GOAL OF THE EXERCISE:
Scan the data below for the string "name". Show every line where it turns up.

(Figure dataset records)
»»

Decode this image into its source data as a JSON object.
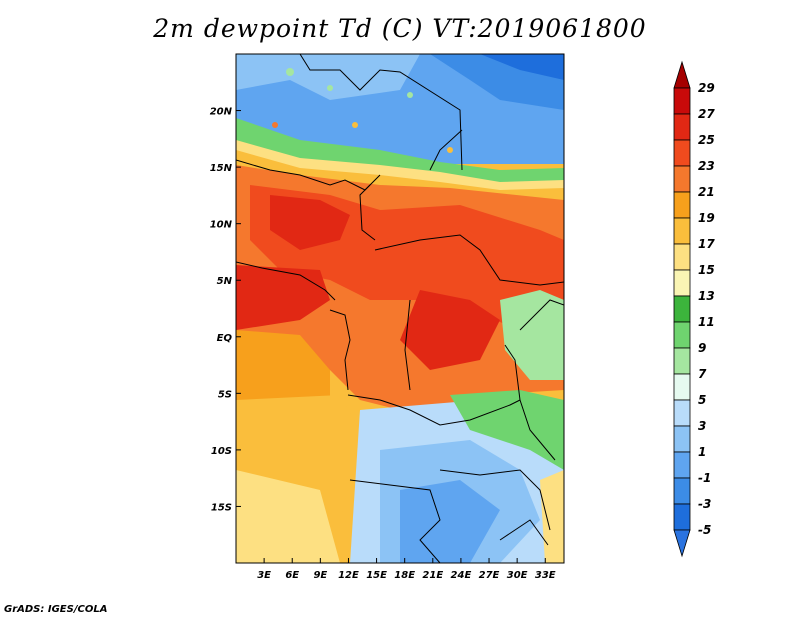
{
  "title": "2m dewpoint Td (C) VT:2019061800",
  "credit": "GrADS: IGES/COLA",
  "map": {
    "lon_range": [
      0,
      35
    ],
    "lat_range": [
      -20,
      25
    ],
    "lat_tick_labels": [
      "20N",
      "15N",
      "10N",
      "5N",
      "EQ",
      "5S",
      "10S",
      "15S"
    ],
    "lon_tick_labels": [
      "3E",
      "6E",
      "9E",
      "12E",
      "15E",
      "18E",
      "21E",
      "24E",
      "27E",
      "30E",
      "33E"
    ]
  },
  "colorbar": {
    "labels": [
      "29",
      "27",
      "25",
      "23",
      "21",
      "19",
      "17",
      "15",
      "13",
      "11",
      "9",
      "7",
      "5",
      "3",
      "1",
      "-1",
      "-3",
      "-5"
    ],
    "colors": [
      "#a50000",
      "#c80a0a",
      "#e12814",
      "#f04b1e",
      "#f5782d",
      "#f7a01c",
      "#fabe3c",
      "#fde082",
      "#faf5b4",
      "#3cb43c",
      "#6fd46f",
      "#a5e6a0",
      "#e6faf0",
      "#b9dcfa",
      "#8cc3f5",
      "#5fa5f0",
      "#3c8ce6",
      "#1e6edc",
      "#2a73e0"
    ]
  }
}
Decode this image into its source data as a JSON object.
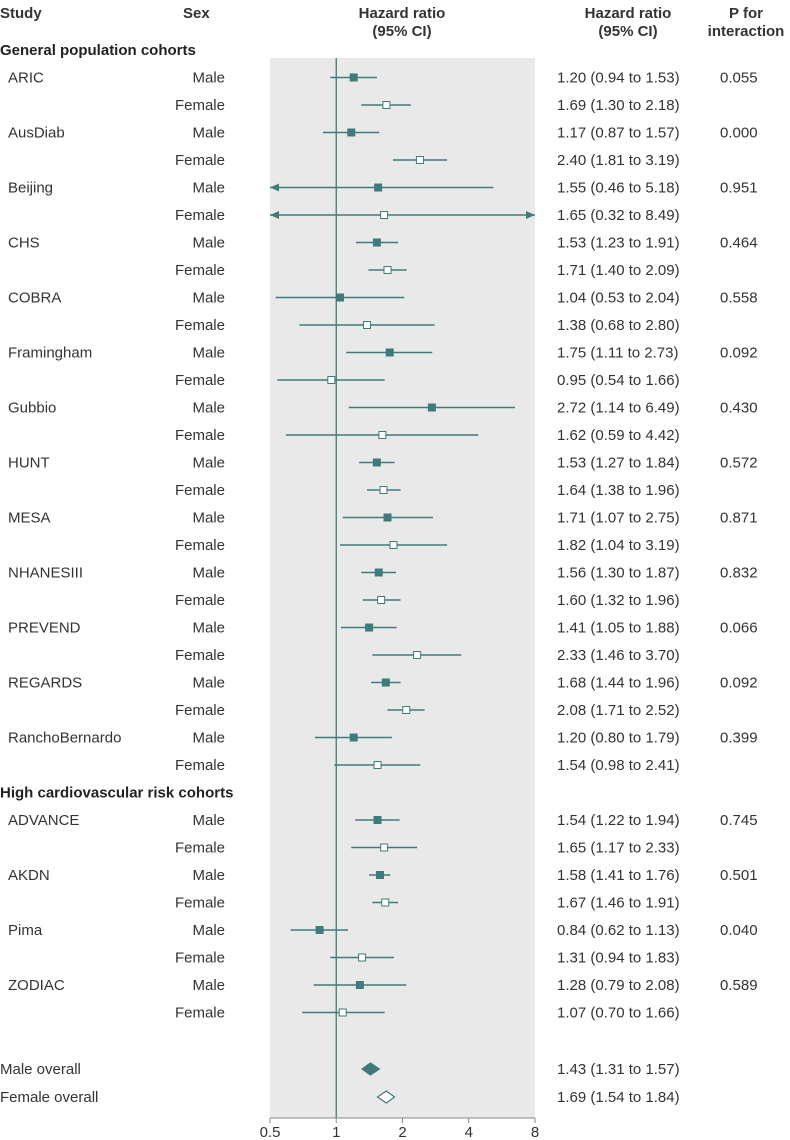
{
  "headers": {
    "study": "Study",
    "sex": "Sex",
    "hr_plot_1": "Hazard ratio",
    "hr_plot_2": "(95% CI)",
    "hr_text_1": "Hazard ratio",
    "hr_text_2": "(95% CI)",
    "p_1": "P for",
    "p_2": "interaction"
  },
  "colors": {
    "accent": "#3f7b7b",
    "panel": "#e9e9e9",
    "text": "#333333"
  },
  "chart_data": {
    "type": "forest",
    "title": "",
    "xscale": "log2",
    "xlim": [
      0.5,
      8
    ],
    "xticks": [
      0.5,
      1,
      2,
      4,
      8
    ],
    "xtick_labels": [
      "0.5",
      "1",
      "2",
      "4",
      "8"
    ],
    "reference_line": 1,
    "marker_legend": {
      "Male": "filled square",
      "Female": "open square"
    },
    "sections": [
      {
        "title": "General population cohorts",
        "studies": [
          {
            "study": "ARIC",
            "p": "0.055",
            "rows": [
              {
                "sex": "Male",
                "hr": 1.2,
                "lo": 0.94,
                "hi": 1.53,
                "label": "1.20 (0.94 to 1.53)"
              },
              {
                "sex": "Female",
                "hr": 1.69,
                "lo": 1.3,
                "hi": 2.18,
                "label": "1.69 (1.30 to 2.18)"
              }
            ]
          },
          {
            "study": "AusDiab",
            "p": "0.000",
            "rows": [
              {
                "sex": "Male",
                "hr": 1.17,
                "lo": 0.87,
                "hi": 1.57,
                "label": "1.17 (0.87 to 1.57)"
              },
              {
                "sex": "Female",
                "hr": 2.4,
                "lo": 1.81,
                "hi": 3.19,
                "label": "2.40 (1.81 to 3.19)"
              }
            ]
          },
          {
            "study": "Beijing",
            "p": "0.951",
            "rows": [
              {
                "sex": "Male",
                "hr": 1.55,
                "lo": 0.46,
                "hi": 5.18,
                "label": "1.55 (0.46 to 5.18)"
              },
              {
                "sex": "Female",
                "hr": 1.65,
                "lo": 0.32,
                "hi": 8.49,
                "label": "1.65 (0.32 to 8.49)"
              }
            ]
          },
          {
            "study": "CHS",
            "p": "0.464",
            "rows": [
              {
                "sex": "Male",
                "hr": 1.53,
                "lo": 1.23,
                "hi": 1.91,
                "label": "1.53 (1.23 to 1.91)"
              },
              {
                "sex": "Female",
                "hr": 1.71,
                "lo": 1.4,
                "hi": 2.09,
                "label": "1.71 (1.40 to 2.09)"
              }
            ]
          },
          {
            "study": "COBRA",
            "p": "0.558",
            "rows": [
              {
                "sex": "Male",
                "hr": 1.04,
                "lo": 0.53,
                "hi": 2.04,
                "label": "1.04 (0.53 to 2.04)"
              },
              {
                "sex": "Female",
                "hr": 1.38,
                "lo": 0.68,
                "hi": 2.8,
                "label": "1.38 (0.68 to 2.80)"
              }
            ]
          },
          {
            "study": "Framingham",
            "p": "0.092",
            "rows": [
              {
                "sex": "Male",
                "hr": 1.75,
                "lo": 1.11,
                "hi": 2.73,
                "label": "1.75 (1.11 to 2.73)"
              },
              {
                "sex": "Female",
                "hr": 0.95,
                "lo": 0.54,
                "hi": 1.66,
                "label": "0.95 (0.54 to 1.66)"
              }
            ]
          },
          {
            "study": "Gubbio",
            "p": "0.430",
            "rows": [
              {
                "sex": "Male",
                "hr": 2.72,
                "lo": 1.14,
                "hi": 6.49,
                "label": "2.72 (1.14 to 6.49)"
              },
              {
                "sex": "Female",
                "hr": 1.62,
                "lo": 0.59,
                "hi": 4.42,
                "label": "1.62 (0.59 to 4.42)"
              }
            ]
          },
          {
            "study": "HUNT",
            "p": "0.572",
            "rows": [
              {
                "sex": "Male",
                "hr": 1.53,
                "lo": 1.27,
                "hi": 1.84,
                "label": "1.53 (1.27 to 1.84)"
              },
              {
                "sex": "Female",
                "hr": 1.64,
                "lo": 1.38,
                "hi": 1.96,
                "label": "1.64 (1.38 to 1.96)"
              }
            ]
          },
          {
            "study": "MESA",
            "p": "0.871",
            "rows": [
              {
                "sex": "Male",
                "hr": 1.71,
                "lo": 1.07,
                "hi": 2.75,
                "label": "1.71 (1.07 to 2.75)"
              },
              {
                "sex": "Female",
                "hr": 1.82,
                "lo": 1.04,
                "hi": 3.19,
                "label": "1.82 (1.04 to 3.19)"
              }
            ]
          },
          {
            "study": "NHANESIII",
            "p": "0.832",
            "rows": [
              {
                "sex": "Male",
                "hr": 1.56,
                "lo": 1.3,
                "hi": 1.87,
                "label": "1.56 (1.30 to 1.87)"
              },
              {
                "sex": "Female",
                "hr": 1.6,
                "lo": 1.32,
                "hi": 1.96,
                "label": "1.60 (1.32 to 1.96)"
              }
            ]
          },
          {
            "study": "PREVEND",
            "p": "0.066",
            "rows": [
              {
                "sex": "Male",
                "hr": 1.41,
                "lo": 1.05,
                "hi": 1.88,
                "label": "1.41 (1.05 to 1.88)"
              },
              {
                "sex": "Female",
                "hr": 2.33,
                "lo": 1.46,
                "hi": 3.7,
                "label": "2.33 (1.46 to 3.70)"
              }
            ]
          },
          {
            "study": "REGARDS",
            "p": "0.092",
            "rows": [
              {
                "sex": "Male",
                "hr": 1.68,
                "lo": 1.44,
                "hi": 1.96,
                "label": "1.68 (1.44 to 1.96)"
              },
              {
                "sex": "Female",
                "hr": 2.08,
                "lo": 1.71,
                "hi": 2.52,
                "label": "2.08 (1.71 to 2.52)"
              }
            ]
          },
          {
            "study": "RanchoBernardo",
            "p": "0.399",
            "rows": [
              {
                "sex": "Male",
                "hr": 1.2,
                "lo": 0.8,
                "hi": 1.79,
                "label": "1.20 (0.80 to 1.79)"
              },
              {
                "sex": "Female",
                "hr": 1.54,
                "lo": 0.98,
                "hi": 2.41,
                "label": "1.54 (0.98 to 2.41)"
              }
            ]
          }
        ]
      },
      {
        "title": "High cardiovascular risk cohorts",
        "studies": [
          {
            "study": "ADVANCE",
            "p": "0.745",
            "rows": [
              {
                "sex": "Male",
                "hr": 1.54,
                "lo": 1.22,
                "hi": 1.94,
                "label": "1.54 (1.22 to 1.94)"
              },
              {
                "sex": "Female",
                "hr": 1.65,
                "lo": 1.17,
                "hi": 2.33,
                "label": "1.65 (1.17 to 2.33)"
              }
            ]
          },
          {
            "study": "AKDN",
            "p": "0.501",
            "rows": [
              {
                "sex": "Male",
                "hr": 1.58,
                "lo": 1.41,
                "hi": 1.76,
                "label": "1.58 (1.41 to 1.76)"
              },
              {
                "sex": "Female",
                "hr": 1.67,
                "lo": 1.46,
                "hi": 1.91,
                "label": "1.67 (1.46 to 1.91)"
              }
            ]
          },
          {
            "study": "Pima",
            "p": "0.040",
            "rows": [
              {
                "sex": "Male",
                "hr": 0.84,
                "lo": 0.62,
                "hi": 1.13,
                "label": "0.84 (0.62 to 1.13)"
              },
              {
                "sex": "Female",
                "hr": 1.31,
                "lo": 0.94,
                "hi": 1.83,
                "label": "1.31 (0.94 to 1.83)"
              }
            ]
          },
          {
            "study": "ZODIAC",
            "p": "0.589",
            "rows": [
              {
                "sex": "Male",
                "hr": 1.28,
                "lo": 0.79,
                "hi": 2.08,
                "label": "1.28 (0.79 to 2.08)"
              },
              {
                "sex": "Female",
                "hr": 1.07,
                "lo": 0.7,
                "hi": 1.66,
                "label": "1.07 (0.70 to 1.66)"
              }
            ]
          }
        ]
      }
    ],
    "overall": [
      {
        "name": "Male overall",
        "sex": "Male",
        "hr": 1.43,
        "lo": 1.31,
        "hi": 1.57,
        "label": "1.43 (1.31 to 1.57)"
      },
      {
        "name": "Female overall",
        "sex": "Female",
        "hr": 1.69,
        "lo": 1.54,
        "hi": 1.84,
        "label": "1.69 (1.54 to 1.84)"
      }
    ]
  }
}
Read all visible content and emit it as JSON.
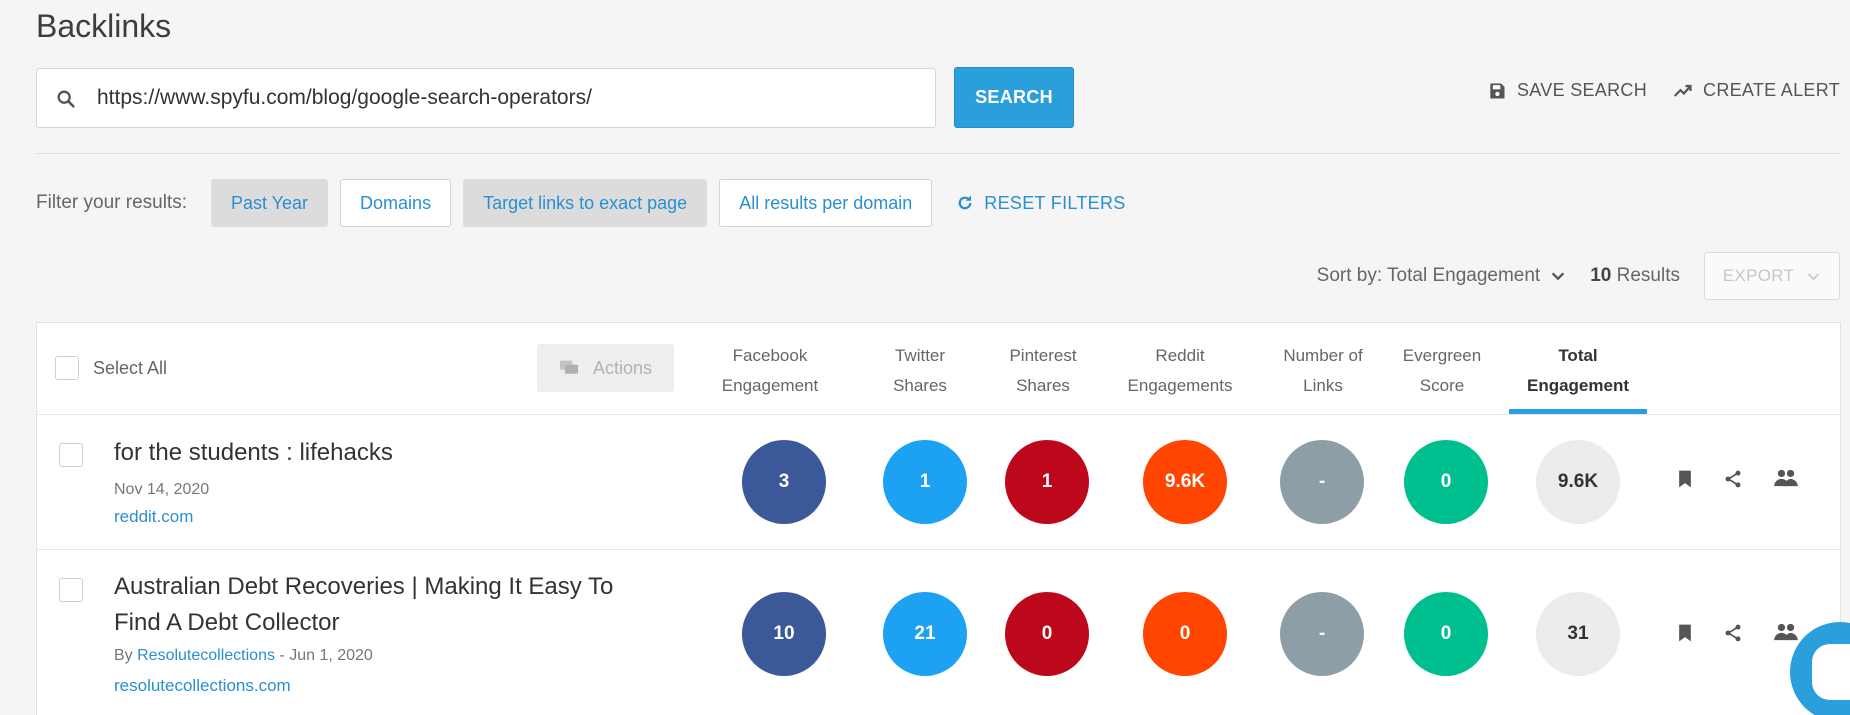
{
  "page": {
    "title": "Backlinks"
  },
  "search": {
    "value": "https://www.spyfu.com/blog/google-search-operators/",
    "button_label": "SEARCH"
  },
  "top_actions": {
    "save_search": "SAVE SEARCH",
    "create_alert": "CREATE ALERT"
  },
  "filters": {
    "label": "Filter your results:",
    "chips": [
      {
        "label": "Past Year",
        "active": true
      },
      {
        "label": "Domains",
        "active": false
      },
      {
        "label": "Target links to exact page",
        "active": true
      },
      {
        "label": "All results per domain",
        "active": false
      }
    ],
    "reset_label": "RESET FILTERS"
  },
  "sort": {
    "label": "Sort by: Total Engagement",
    "results_count": "10",
    "results_suffix": " Results",
    "export_label": "EXPORT"
  },
  "table": {
    "select_all": "Select All",
    "actions_label": "Actions",
    "columns": [
      {
        "line1": "Facebook",
        "line2": "Engagement"
      },
      {
        "line1": "Twitter",
        "line2": "Shares"
      },
      {
        "line1": "Pinterest",
        "line2": "Shares"
      },
      {
        "line1": "Reddit",
        "line2": "Engagements"
      },
      {
        "line1": "Number of",
        "line2": "Links"
      },
      {
        "line1": "Evergreen",
        "line2": "Score"
      },
      {
        "line1": "Total",
        "line2": "Engagement"
      }
    ],
    "rows": [
      {
        "title": "for the students : lifehacks",
        "date": "Nov 14, 2020",
        "domain": "reddit.com",
        "metrics": [
          "3",
          "1",
          "1",
          "9.6K",
          "-",
          "0",
          "9.6K"
        ]
      },
      {
        "title_line1": "Australian Debt Recoveries | Making It Easy To",
        "title_line2": "Find A Debt Collector",
        "by_prefix": "By ",
        "author": "Resolutecollections",
        "date": " - Jun 1, 2020",
        "domain": "resolutecollections.com",
        "metrics": [
          "10",
          "21",
          "0",
          "0",
          "-",
          "0",
          "31"
        ]
      }
    ]
  },
  "colors": {
    "accent": "#2a9fdc",
    "facebook": "#3b5998",
    "twitter": "#1da1f2",
    "pinterest": "#bd081c",
    "reddit": "#ff4500",
    "links": "#8e9ea6",
    "evergreen": "#00bf8f",
    "total": "#ececec"
  }
}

««

TASK SOLUTION:
        "name": "Male overall",
        "name": "Female overall",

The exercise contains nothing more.